**Work instructions**
Copy the records below, changing every "divider" to "separator" and leaving everything else as it is.

**Data for processing**

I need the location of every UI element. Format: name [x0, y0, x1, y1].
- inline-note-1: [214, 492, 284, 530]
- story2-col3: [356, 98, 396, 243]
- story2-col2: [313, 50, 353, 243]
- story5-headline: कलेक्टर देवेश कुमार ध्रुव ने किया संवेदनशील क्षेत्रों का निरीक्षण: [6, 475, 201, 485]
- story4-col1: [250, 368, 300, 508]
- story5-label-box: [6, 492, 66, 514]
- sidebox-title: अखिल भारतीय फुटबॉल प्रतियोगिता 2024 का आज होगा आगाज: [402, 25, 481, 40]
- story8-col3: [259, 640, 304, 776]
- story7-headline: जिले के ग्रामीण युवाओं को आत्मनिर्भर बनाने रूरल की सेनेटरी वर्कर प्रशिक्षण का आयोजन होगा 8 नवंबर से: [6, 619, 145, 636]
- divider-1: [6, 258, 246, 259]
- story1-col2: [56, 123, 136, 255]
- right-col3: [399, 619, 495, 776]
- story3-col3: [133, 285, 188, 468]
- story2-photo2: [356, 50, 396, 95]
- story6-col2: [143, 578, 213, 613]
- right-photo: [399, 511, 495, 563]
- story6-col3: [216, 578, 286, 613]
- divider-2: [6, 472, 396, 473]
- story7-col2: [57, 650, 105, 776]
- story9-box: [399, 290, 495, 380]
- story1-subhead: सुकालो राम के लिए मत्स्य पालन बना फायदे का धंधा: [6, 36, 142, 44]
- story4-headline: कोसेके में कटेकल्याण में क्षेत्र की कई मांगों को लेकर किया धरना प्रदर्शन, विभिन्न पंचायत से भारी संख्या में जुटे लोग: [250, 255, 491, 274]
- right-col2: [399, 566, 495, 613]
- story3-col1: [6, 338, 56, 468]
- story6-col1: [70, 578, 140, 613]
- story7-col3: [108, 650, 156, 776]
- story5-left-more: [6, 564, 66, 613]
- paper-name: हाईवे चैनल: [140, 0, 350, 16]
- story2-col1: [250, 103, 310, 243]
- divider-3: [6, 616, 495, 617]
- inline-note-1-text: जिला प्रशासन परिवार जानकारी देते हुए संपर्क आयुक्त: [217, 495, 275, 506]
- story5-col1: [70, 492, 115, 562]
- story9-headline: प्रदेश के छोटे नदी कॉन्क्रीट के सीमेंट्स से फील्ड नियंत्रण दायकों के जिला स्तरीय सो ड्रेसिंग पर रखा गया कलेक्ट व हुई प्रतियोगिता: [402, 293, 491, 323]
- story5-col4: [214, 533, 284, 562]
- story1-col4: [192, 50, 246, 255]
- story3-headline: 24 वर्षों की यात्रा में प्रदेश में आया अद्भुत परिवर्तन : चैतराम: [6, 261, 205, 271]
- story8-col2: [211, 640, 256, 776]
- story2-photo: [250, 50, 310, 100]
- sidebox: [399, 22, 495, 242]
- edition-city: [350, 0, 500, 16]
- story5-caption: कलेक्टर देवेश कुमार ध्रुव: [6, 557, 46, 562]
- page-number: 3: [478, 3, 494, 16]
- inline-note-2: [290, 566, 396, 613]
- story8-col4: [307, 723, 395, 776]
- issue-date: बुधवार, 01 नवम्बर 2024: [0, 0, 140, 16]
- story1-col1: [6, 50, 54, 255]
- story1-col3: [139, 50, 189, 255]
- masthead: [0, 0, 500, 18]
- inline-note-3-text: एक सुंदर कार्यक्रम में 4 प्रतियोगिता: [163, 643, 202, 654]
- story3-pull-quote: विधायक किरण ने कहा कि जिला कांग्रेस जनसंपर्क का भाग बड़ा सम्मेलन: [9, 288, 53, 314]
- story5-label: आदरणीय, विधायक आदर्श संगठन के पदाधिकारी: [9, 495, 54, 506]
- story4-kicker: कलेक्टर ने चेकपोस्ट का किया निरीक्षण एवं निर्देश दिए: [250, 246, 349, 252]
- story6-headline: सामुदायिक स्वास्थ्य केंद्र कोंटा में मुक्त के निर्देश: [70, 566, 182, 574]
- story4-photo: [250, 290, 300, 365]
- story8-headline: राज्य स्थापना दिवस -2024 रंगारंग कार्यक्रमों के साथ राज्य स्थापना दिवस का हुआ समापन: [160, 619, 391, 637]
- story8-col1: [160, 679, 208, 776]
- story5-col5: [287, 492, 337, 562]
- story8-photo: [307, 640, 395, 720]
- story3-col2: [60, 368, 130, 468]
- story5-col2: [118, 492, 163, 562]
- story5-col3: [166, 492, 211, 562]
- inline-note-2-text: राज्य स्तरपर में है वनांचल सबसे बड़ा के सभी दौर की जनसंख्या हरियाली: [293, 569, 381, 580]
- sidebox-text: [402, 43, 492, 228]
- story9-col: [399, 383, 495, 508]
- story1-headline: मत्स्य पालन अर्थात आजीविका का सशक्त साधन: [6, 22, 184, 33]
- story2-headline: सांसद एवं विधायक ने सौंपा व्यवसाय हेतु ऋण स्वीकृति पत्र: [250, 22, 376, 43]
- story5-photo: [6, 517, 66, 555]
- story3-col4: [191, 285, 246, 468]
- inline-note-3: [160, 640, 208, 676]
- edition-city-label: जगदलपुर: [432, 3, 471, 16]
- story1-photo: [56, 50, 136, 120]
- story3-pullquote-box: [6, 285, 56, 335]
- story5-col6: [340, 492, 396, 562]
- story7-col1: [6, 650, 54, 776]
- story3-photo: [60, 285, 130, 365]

**Result below**
I need the location of every UI element. Format: name [x0, y0, x1, y1].
- inline-note-1: [214, 492, 284, 530]
- story2-col3: [356, 98, 396, 243]
- story2-col2: [313, 50, 353, 243]
- story5-headline: कलेक्टर देवेश कुमार ध्रुव ने किया संवेदनशील क्षेत्रों का निरीक्षण: [6, 475, 201, 485]
- story4-col1: [250, 368, 300, 508]
- story5-label-box: [6, 492, 66, 514]
- sidebox-title: अखिल भारतीय फुटबॉल प्रतियोगिता 2024 का आज होगा आगाज: [402, 25, 481, 40]
- story8-col3: [259, 640, 304, 776]
- story7-headline: जिले के ग्रामीण युवाओं को आत्मनिर्भर बनाने रूरल की सेनेटरी वर्कर प्रशिक्षण का आयोजन होगा 8 नवंबर से: [6, 619, 145, 636]
- separator-1: [6, 258, 246, 259]
- story1-col2: [56, 123, 136, 255]
- right-col3: [399, 619, 495, 776]
- story3-col3: [133, 285, 188, 468]
- story2-photo2: [356, 50, 396, 95]
- story6-col2: [143, 578, 213, 613]
- right-photo: [399, 511, 495, 563]
- story6-col3: [216, 578, 286, 613]
- separator-2: [6, 472, 396, 473]
- story7-col2: [57, 650, 105, 776]
- story9-box: [399, 290, 495, 380]
- story1-subhead: सुकालो राम के लिए मत्स्य पालन बना फायदे का धंधा: [6, 36, 142, 44]
- story4-headline: कोसेके में कटेकल्याण में क्षेत्र की कई मांगों को लेकर किया धरना प्रदर्शन, विभिन्न पंचायत से भारी संख्या में जुटे लोग: [250, 255, 491, 274]
- right-col2: [399, 566, 495, 613]
- story3-col1: [6, 338, 56, 468]
- story6-col1: [70, 578, 140, 613]
- story7-col3: [108, 650, 156, 776]
- story5-left-more: [6, 564, 66, 613]
- paper-name: हाईवे चैनल: [140, 0, 350, 16]
- story2-col1: [250, 103, 310, 243]
- separator-3: [6, 616, 495, 617]
- inline-note-1-text: जिला प्रशासन परिवार जानकारी देते हुए संपर्क आयुक्त: [217, 495, 275, 506]
- story5-col1: [70, 492, 115, 562]
- story9-headline: प्रदेश के छोटे नदी कॉन्क्रीट के सीमेंट्स से फील्ड नियंत्रण दायकों के जिला स्तरीय सो ड्रेसिंग पर रखा गया कलेक्ट व हुई प्रतियोगिता: [402, 293, 491, 323]
- story5-col4: [214, 533, 284, 562]
- story1-col4: [192, 50, 246, 255]
- story3-headline: 24 वर्षों की यात्रा में प्रदेश में आया अद्भुत परिवर्तन : चैतराम: [6, 261, 205, 271]
- story8-col2: [211, 640, 256, 776]
- story2-photo: [250, 50, 310, 100]
- sidebox: [399, 22, 495, 242]
- edition-city: [350, 0, 500, 16]
- story5-caption: कलेक्टर देवेश कुमार ध्रुव: [6, 557, 46, 562]
- page-number: 3: [478, 3, 494, 16]
- inline-note-2: [290, 566, 396, 613]
- story8-col4: [307, 723, 395, 776]
- issue-date: बुधवार, 01 नवम्बर 2024: [0, 0, 140, 16]
- story1-col1: [6, 50, 54, 255]
- story1-col3: [139, 50, 189, 255]
- masthead: [0, 0, 500, 18]
- inline-note-3-text: एक सुंदर कार्यक्रम में 4 प्रतियोगिता: [163, 643, 202, 654]
- story3-pull-quote: विधायक किरण ने कहा कि जिला कांग्रेस जनसंपर्क का भाग बड़ा सम्मेलन: [9, 288, 53, 314]
- story5-label: आदरणीय, विधायक आदर्श संगठन के पदाधिकारी: [9, 495, 54, 506]
- story4-kicker: कलेक्टर ने चेकपोस्ट का किया निरीक्षण एवं निर्देश दिए: [250, 246, 349, 252]
- story6-headline: सामुदायिक स्वास्थ्य केंद्र कोंटा में मुक्त के निर्देश: [70, 566, 182, 574]
- story4-photo: [250, 290, 300, 365]
- story8-headline: राज्य स्थापना दिवस -2024 रंगारंग कार्यक्रमों के साथ राज्य स्थापना दिवस का हुआ समापन: [160, 619, 391, 637]
- story8-col1: [160, 679, 208, 776]
- story5-col5: [287, 492, 337, 562]
- story8-photo: [307, 640, 395, 720]
- story3-col2: [60, 368, 130, 468]
- story5-col2: [118, 492, 163, 562]
- story5-col3: [166, 492, 211, 562]
- inline-note-2-text: राज्य स्तरपर में है वनांचल सबसे बड़ा के सभी दौर की जनसंख्या हरियाली: [293, 569, 381, 580]
- sidebox-text: [402, 43, 492, 228]
- story9-col: [399, 383, 495, 508]
- story1-headline: मत्स्य पालन अर्थात आजीविका का सशक्त साधन: [6, 22, 184, 33]
- story2-headline: सांसद एवं विधायक ने सौंपा व्यवसाय हेतु ऋण स्वीकृति पत्र: [250, 22, 376, 43]
- story5-photo: [6, 517, 66, 555]
- story3-col4: [191, 285, 246, 468]
- inline-note-3: [160, 640, 208, 676]
- edition-city-label: जगदलपुर: [432, 3, 471, 16]
- story1-photo: [56, 50, 136, 120]
- story3-pullquote-box: [6, 285, 56, 335]
- story5-col6: [340, 492, 396, 562]
- story7-col1: [6, 650, 54, 776]
- story3-photo: [60, 285, 130, 365]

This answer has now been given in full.